RAW RECORDS
<<<<
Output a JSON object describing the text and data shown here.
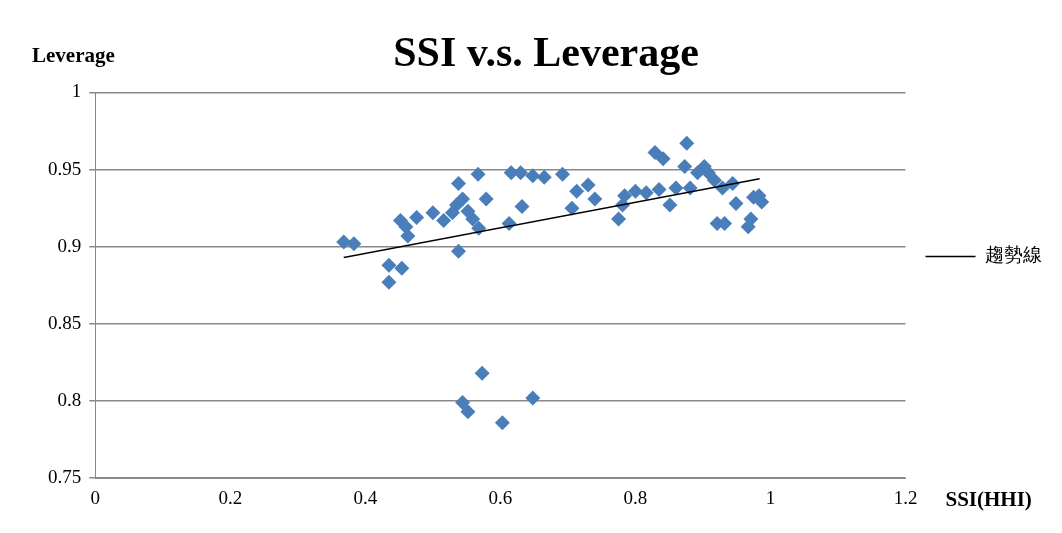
{
  "chart_data": {
    "type": "scatter",
    "title": "SSI v.s. Leverage",
    "xlabel": "SSI(HHI)",
    "ylabel": "Leverage",
    "xlim": [
      0,
      1.2
    ],
    "xticks": [
      0,
      0.2,
      0.4,
      0.6,
      0.8,
      1,
      1.2
    ],
    "ylim": [
      0.75,
      1
    ],
    "yticks": [
      0.75,
      0.8,
      0.85,
      0.9,
      0.95,
      1
    ],
    "grid": "y",
    "legend": "right",
    "marker": "diamond",
    "series": [
      {
        "color": "#4a7ebb",
        "x": [
          0.368,
          0.383,
          0.435,
          0.435,
          0.454,
          0.452,
          0.46,
          0.463,
          0.476,
          0.5,
          0.516,
          0.529,
          0.535,
          0.538,
          0.538,
          0.544,
          0.552,
          0.559,
          0.567,
          0.568,
          0.579,
          0.613,
          0.616,
          0.63,
          0.632,
          0.648,
          0.665,
          0.692,
          0.706,
          0.713,
          0.73,
          0.74,
          0.775,
          0.781,
          0.784,
          0.8,
          0.816,
          0.829,
          0.841,
          0.835,
          0.851,
          0.86,
          0.873,
          0.876,
          0.881,
          0.892,
          0.902,
          0.908,
          0.917,
          0.921,
          0.929,
          0.932,
          0.944,
          0.949,
          0.967,
          0.971,
          0.975,
          0.983,
          0.987,
          0.544,
          0.552,
          0.573,
          0.603,
          0.648
        ],
        "values": [
          0.903,
          0.902,
          0.888,
          0.877,
          0.886,
          0.917,
          0.913,
          0.907,
          0.919,
          0.922,
          0.917,
          0.922,
          0.927,
          0.941,
          0.897,
          0.931,
          0.923,
          0.918,
          0.947,
          0.912,
          0.931,
          0.915,
          0.948,
          0.948,
          0.926,
          0.946,
          0.945,
          0.947,
          0.925,
          0.936,
          0.94,
          0.931,
          0.918,
          0.927,
          0.933,
          0.936,
          0.935,
          0.961,
          0.957,
          0.937,
          0.927,
          0.938,
          0.952,
          0.967,
          0.938,
          0.948,
          0.952,
          0.948,
          0.943,
          0.915,
          0.938,
          0.915,
          0.941,
          0.928,
          0.913,
          0.918,
          0.932,
          0.933,
          0.929,
          0.799,
          0.793,
          0.818,
          0.786,
          0.802
        ]
      },
      {
        "type": "line",
        "name": "趨勢線",
        "color": "#000000",
        "marker": "none",
        "x": [
          0.368,
          0.984
        ],
        "values": [
          0.893,
          0.944
        ]
      }
    ]
  }
}
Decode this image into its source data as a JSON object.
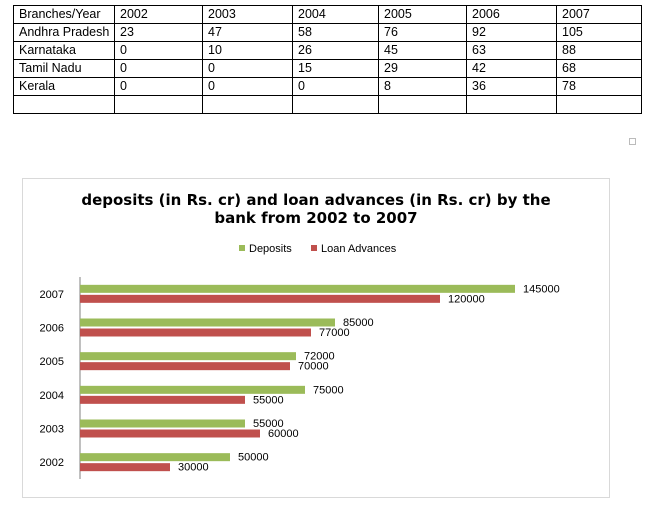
{
  "table": {
    "header": [
      "Branches/Year",
      "2002",
      "2003",
      "2004",
      "2005",
      "2006",
      "2007"
    ],
    "rows": [
      [
        "Andhra Pradesh",
        "23",
        "47",
        "58",
        "76",
        "92",
        "105"
      ],
      [
        "Karnataka",
        "0",
        "10",
        "26",
        "45",
        "63",
        "88"
      ],
      [
        "Tamil Nadu",
        "0",
        "0",
        "15",
        "29",
        "42",
        "68"
      ],
      [
        "Kerala",
        "0",
        "0",
        "0",
        "8",
        "36",
        "78"
      ],
      [
        "",
        "",
        "",
        "",
        "",
        "",
        ""
      ]
    ]
  },
  "chart_data": {
    "type": "bar",
    "orientation": "horizontal",
    "title_line1": "deposits (in Rs. cr) and loan advances (in Rs. cr) by the",
    "title_line2": "bank from 2002 to 2007",
    "categories": [
      "2002",
      "2003",
      "2004",
      "2005",
      "2006",
      "2007"
    ],
    "series": [
      {
        "name": "Deposits",
        "color": "#9bbb59",
        "values": [
          50000,
          55000,
          75000,
          72000,
          85000,
          145000
        ]
      },
      {
        "name": "Loan Advances",
        "color": "#c0504d",
        "values": [
          30000,
          60000,
          55000,
          70000,
          77000,
          120000
        ]
      }
    ],
    "xlim": [
      0,
      160000
    ],
    "legend": "top",
    "grid": false
  }
}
>>>>
DIRECTIONS FOR THIS TASK
Transcribe all entries above exactly. Drop the pictures.

EXPECTED ANSWER
Output a JSON object describing the text and data shown here.
{
  "chart_data": {
    "type": "scatter",
    "title": "SSI v.s. Leverage",
    "xlabel": "SSI(HHI)",
    "ylabel": "Leverage",
    "xlim": [
      0,
      1.2
    ],
    "xticks": [
      0,
      0.2,
      0.4,
      0.6,
      0.8,
      1,
      1.2
    ],
    "ylim": [
      0.75,
      1
    ],
    "yticks": [
      0.75,
      0.8,
      0.85,
      0.9,
      0.95,
      1
    ],
    "grid": "y",
    "legend": "right",
    "marker": "diamond",
    "series": [
      {
        "color": "#4a7ebb",
        "x": [
          0.368,
          0.383,
          0.435,
          0.435,
          0.454,
          0.452,
          0.46,
          0.463,
          0.476,
          0.5,
          0.516,
          0.529,
          0.535,
          0.538,
          0.538,
          0.544,
          0.552,
          0.559,
          0.567,
          0.568,
          0.579,
          0.613,
          0.616,
          0.63,
          0.632,
          0.648,
          0.665,
          0.692,
          0.706,
          0.713,
          0.73,
          0.74,
          0.775,
          0.781,
          0.784,
          0.8,
          0.816,
          0.829,
          0.841,
          0.835,
          0.851,
          0.86,
          0.873,
          0.876,
          0.881,
          0.892,
          0.902,
          0.908,
          0.917,
          0.921,
          0.929,
          0.932,
          0.944,
          0.949,
          0.967,
          0.971,
          0.975,
          0.983,
          0.987,
          0.544,
          0.552,
          0.573,
          0.603,
          0.648
        ],
        "values": [
          0.903,
          0.902,
          0.888,
          0.877,
          0.886,
          0.917,
          0.913,
          0.907,
          0.919,
          0.922,
          0.917,
          0.922,
          0.927,
          0.941,
          0.897,
          0.931,
          0.923,
          0.918,
          0.947,
          0.912,
          0.931,
          0.915,
          0.948,
          0.948,
          0.926,
          0.946,
          0.945,
          0.947,
          0.925,
          0.936,
          0.94,
          0.931,
          0.918,
          0.927,
          0.933,
          0.936,
          0.935,
          0.961,
          0.957,
          0.937,
          0.927,
          0.938,
          0.952,
          0.967,
          0.938,
          0.948,
          0.952,
          0.948,
          0.943,
          0.915,
          0.938,
          0.915,
          0.941,
          0.928,
          0.913,
          0.918,
          0.932,
          0.933,
          0.929,
          0.799,
          0.793,
          0.818,
          0.786,
          0.802
        ]
      },
      {
        "type": "line",
        "name": "趨勢線",
        "color": "#000000",
        "marker": "none",
        "x": [
          0.368,
          0.984
        ],
        "values": [
          0.893,
          0.944
        ]
      }
    ]
  }
}
Decode this image into its source data as a JSON object.
{
  "table": {
    "header": [
      "Branches/Year",
      "2002",
      "2003",
      "2004",
      "2005",
      "2006",
      "2007"
    ],
    "rows": [
      [
        "Andhra Pradesh",
        "23",
        "47",
        "58",
        "76",
        "92",
        "105"
      ],
      [
        "Karnataka",
        "0",
        "10",
        "26",
        "45",
        "63",
        "88"
      ],
      [
        "Tamil Nadu",
        "0",
        "0",
        "15",
        "29",
        "42",
        "68"
      ],
      [
        "Kerala",
        "0",
        "0",
        "0",
        "8",
        "36",
        "78"
      ],
      [
        "",
        "",
        "",
        "",
        "",
        "",
        ""
      ]
    ]
  },
  "chart_data": {
    "type": "bar",
    "orientation": "horizontal",
    "title_line1": "deposits (in Rs. cr) and loan advances (in Rs. cr) by the",
    "title_line2": "bank from 2002 to 2007",
    "categories": [
      "2002",
      "2003",
      "2004",
      "2005",
      "2006",
      "2007"
    ],
    "series": [
      {
        "name": "Deposits",
        "color": "#9bbb59",
        "values": [
          50000,
          55000,
          75000,
          72000,
          85000,
          145000
        ]
      },
      {
        "name": "Loan Advances",
        "color": "#c0504d",
        "values": [
          30000,
          60000,
          55000,
          70000,
          77000,
          120000
        ]
      }
    ],
    "xlim": [
      0,
      160000
    ],
    "legend": "top",
    "grid": false
  }
}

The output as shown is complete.